Problem description:
Each entry below is to be written out exactly, and the pictures are to be left out.

Data supplied:
========================================

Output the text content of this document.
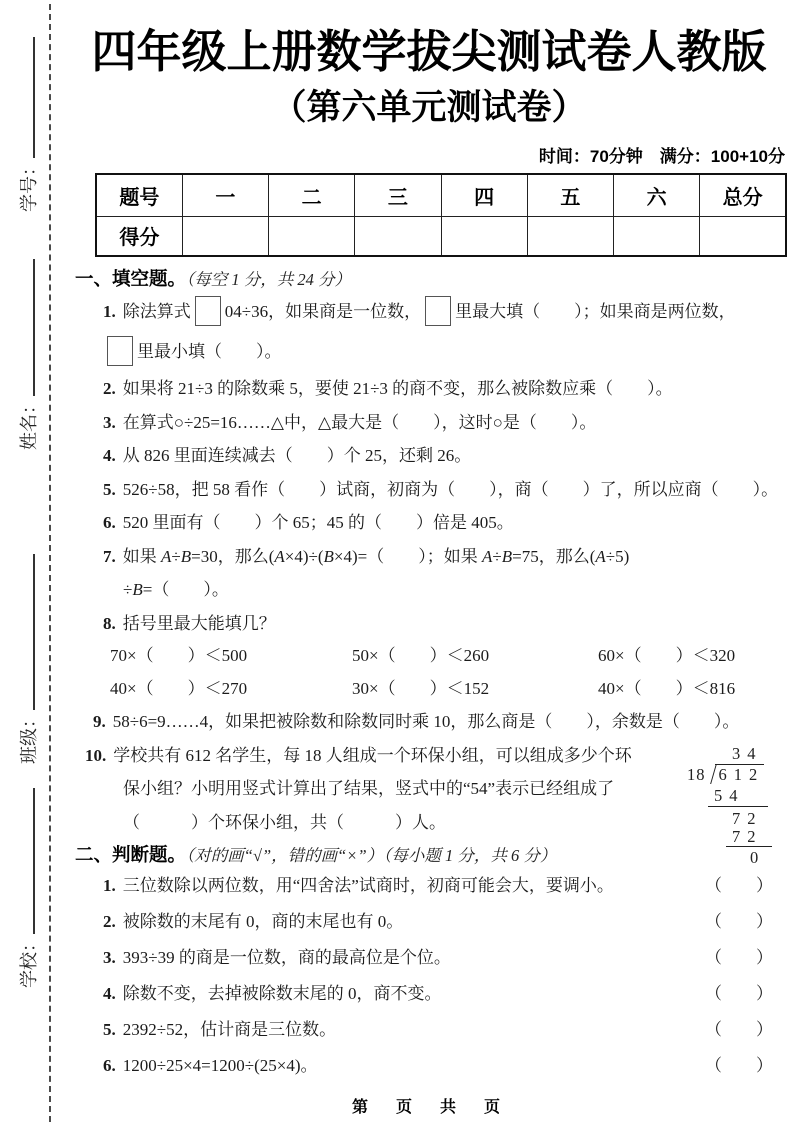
学校：班级：姓名：学号：
四年级上册数学拔尖测试卷人教版
（第六单元测试卷）
时间：70分钟　满分：100+10分
题号	一	二	三	四	五	六	总分
得分							
一、填空题。（每空 1 分，共 24 分）

1. 除法算式 04÷36，如果商是一位数， 里最大填（　　）；如果商是两位数，

里最小填（　　）。

2. 如果将 21÷3 的除数乘 5，要使 21÷3 的商不变，那么被除数应乘（　　）。

3. 在算式○÷25=16……△中，△最大是（　　），这时○是（　　）。

4. 从 826 里面连续减去（　　）个 25，还剩 26。

5. 526÷58，把 58 看作（　　）试商，初商为（　　），商（　　）了，所以应商（　　）。

6. 520 里面有（　　）个 65；45 的（　　）倍是 405。

7. 如果 A÷B=30，那么(A×4)÷(B×4)=（　　）；如果 A÷B=75，那么(A÷5)

÷B=（　　）。

8. 括号里最大能填几？

70×（　　）＜500	50×（　　）＜260	60×（　　）＜320
40×（　　）＜270	30×（　　）＜152	40×（　　）＜816

9. 58÷6=9……4，如果把被除数和除数同时乘 10，那么商是（　　），余数是（　　）。

10. 学校共有 612 名学生，每 18 人组成一个环保小组，可以组成多少个环

保小组？小明用竖式计算出了结果，竖式中的“54”表示已经组成了

（　　　）个环保小组，共（　　　）人。

二、判断题。（对的画“√”，错的画“×”）（每小题 1 分，共 6 分）
1. 三位数除以两位数，用“四舍法”试商时，初商可能会大，要调小。	（　　）
2. 被除数的末尾有 0，商的末尾也有 0。	（　　）
3. 393÷39 的商是一位数，商的最高位是个位。	（　　）
4. 除数不变，去掉被除数末尾的 0，商不变。	（　　）
5. 2392÷52，估计商是三位数。	（　　）
6. 1200÷25×4=1200÷(25×4)。	（　　）
第　页　共　页
34
18 612
54
72
72
0
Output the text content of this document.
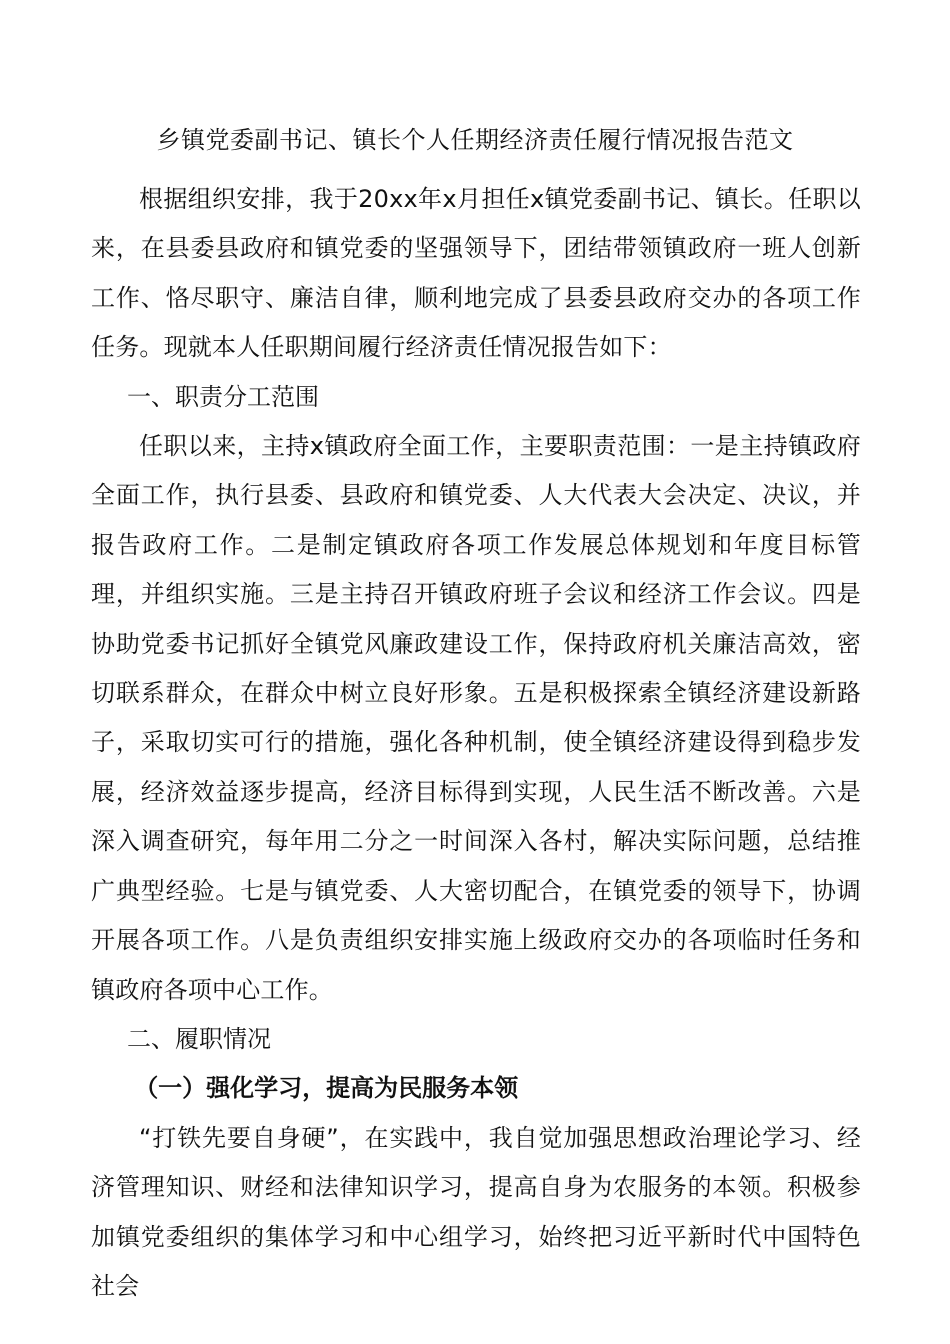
乡镇党委副书记、镇长个人任期经济责任履行情况报告范文

根据组织安排，我于20xx年x月担任x镇党委副书记、镇长。任职以来，在县委县政府和镇党委的坚强领导下，团结带领镇政府一班人创新工作、恪尽职守、廉洁自律，顺利地完成了县委县政府交办的各项工作任务。现就本人任职期间履行经济责任情况报告如下：

一、职责分工范围

任职以来，主持x镇政府全面工作，主要职责范围：一是主持镇政府全面工作，执行县委、县政府和镇党委、人大代表大会决定、决议，并报告政府工作。二是制定镇政府各项工作发展总体规划和年度目标管理，并组织实施。三是主持召开镇政府班子会议和经济工作会议。四是协助党委书记抓好全镇党风廉政建设工作，保持政府机关廉洁高效，密切联系群众，在群众中树立良好形象。五是积极探索全镇经济建设新路子，采取切实可行的措施，强化各种机制，使全镇经济建设得到稳步发展，经济效益逐步提高，经济目标得到实现，人民生活不断改善。六是深入调查研究，每年用二分之一时间深入各村，解决实际问题，总结推广典型经验。七是与镇党委、人大密切配合，在镇党委的领导下，协调开展各项工作。八是负责组织安排实施上级政府交办的各项临时任务和镇政府各项中心工作。

二、履职情况

（一）强化学习，提高为民服务本领

“打铁先要自身硬”，在实践中，我自觉加强思想政治理论学习、经济管理知识、财经和法律知识学习，提高自身为农服务的本领。积极参加镇党委组织的集体学习和中心组学习，始终把习近平新时代中国特色社会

========================================

Completed exercise:
Output the text content of this document.
学校：班级：姓名：学号：
四年级上册数学拔尖测试卷人教版
（第六单元测试卷）
时间：70分钟　满分：100+10分
题号	一	二	三	四	五	六	总分
得分							
一、填空题。（每空 1 分，共 24 分）

1. 除法算式 04÷36，如果商是一位数， 里最大填（　　）；如果商是两位数，

里最小填（　　）。

2. 如果将 21÷3 的除数乘 5，要使 21÷3 的商不变，那么被除数应乘（　　）。

3. 在算式○÷25=16……△中，△最大是（　　），这时○是（　　）。

4. 从 826 里面连续减去（　　）个 25，还剩 26。

5. 526÷58，把 58 看作（　　）试商，初商为（　　），商（　　）了，所以应商（　　）。

6. 520 里面有（　　）个 65；45 的（　　）倍是 405。

7. 如果 A÷B=30，那么(A×4)÷(B×4)=（　　）；如果 A÷B=75，那么(A÷5)

÷B=（　　）。

8. 括号里最大能填几？

70×（　　）＜500	50×（　　）＜260	60×（　　）＜320
40×（　　）＜270	30×（　　）＜152	40×（　　）＜816

9. 58÷6=9……4，如果把被除数和除数同时乘 10，那么商是（　　），余数是（　　）。

10. 学校共有 612 名学生，每 18 人组成一个环保小组，可以组成多少个环

保小组？小明用竖式计算出了结果，竖式中的“54”表示已经组成了

（　　　）个环保小组，共（　　　）人。

二、判断题。（对的画“√”，错的画“×”）（每小题 1 分，共 6 分）
1. 三位数除以两位数，用“四舍法”试商时，初商可能会大，要调小。	（　　）
2. 被除数的末尾有 0，商的末尾也有 0。	（　　）
3. 393÷39 的商是一位数，商的最高位是个位。	（　　）
4. 除数不变，去掉被除数末尾的 0，商不变。	（　　）
5. 2392÷52，估计商是三位数。	（　　）
6. 1200÷25×4=1200÷(25×4)。	（　　）
第　页　共　页
34
18 612
54
72
72
0
Output the text content of this document.
乡镇党委副书记、镇长个人任期经济责任履行情况报告范文

根据组织安排，我于20xx年x月担任x镇党委副书记、镇长。任职以来，在县委县政府和镇党委的坚强领导下，团结带领镇政府一班人创新工作、恪尽职守、廉洁自律，顺利地完成了县委县政府交办的各项工作任务。现就本人任职期间履行经济责任情况报告如下：

一、职责分工范围

任职以来，主持x镇政府全面工作，主要职责范围：一是主持镇政府全面工作，执行县委、县政府和镇党委、人大代表大会决定、决议，并报告政府工作。二是制定镇政府各项工作发展总体规划和年度目标管理，并组织实施。三是主持召开镇政府班子会议和经济工作会议。四是协助党委书记抓好全镇党风廉政建设工作，保持政府机关廉洁高效，密切联系群众，在群众中树立良好形象。五是积极探索全镇经济建设新路子，采取切实可行的措施，强化各种机制，使全镇经济建设得到稳步发展，经济效益逐步提高，经济目标得到实现，人民生活不断改善。六是深入调查研究，每年用二分之一时间深入各村，解决实际问题，总结推广典型经验。七是与镇党委、人大密切配合，在镇党委的领导下，协调开展各项工作。八是负责组织安排实施上级政府交办的各项临时任务和镇政府各项中心工作。

二、履职情况

（一）强化学习，提高为民服务本领

“打铁先要自身硬”，在实践中，我自觉加强思想政治理论学习、经济管理知识、财经和法律知识学习，提高自身为农服务的本领。积极参加镇党委组织的集体学习和中心组学习，始终把习近平新时代中国特色社会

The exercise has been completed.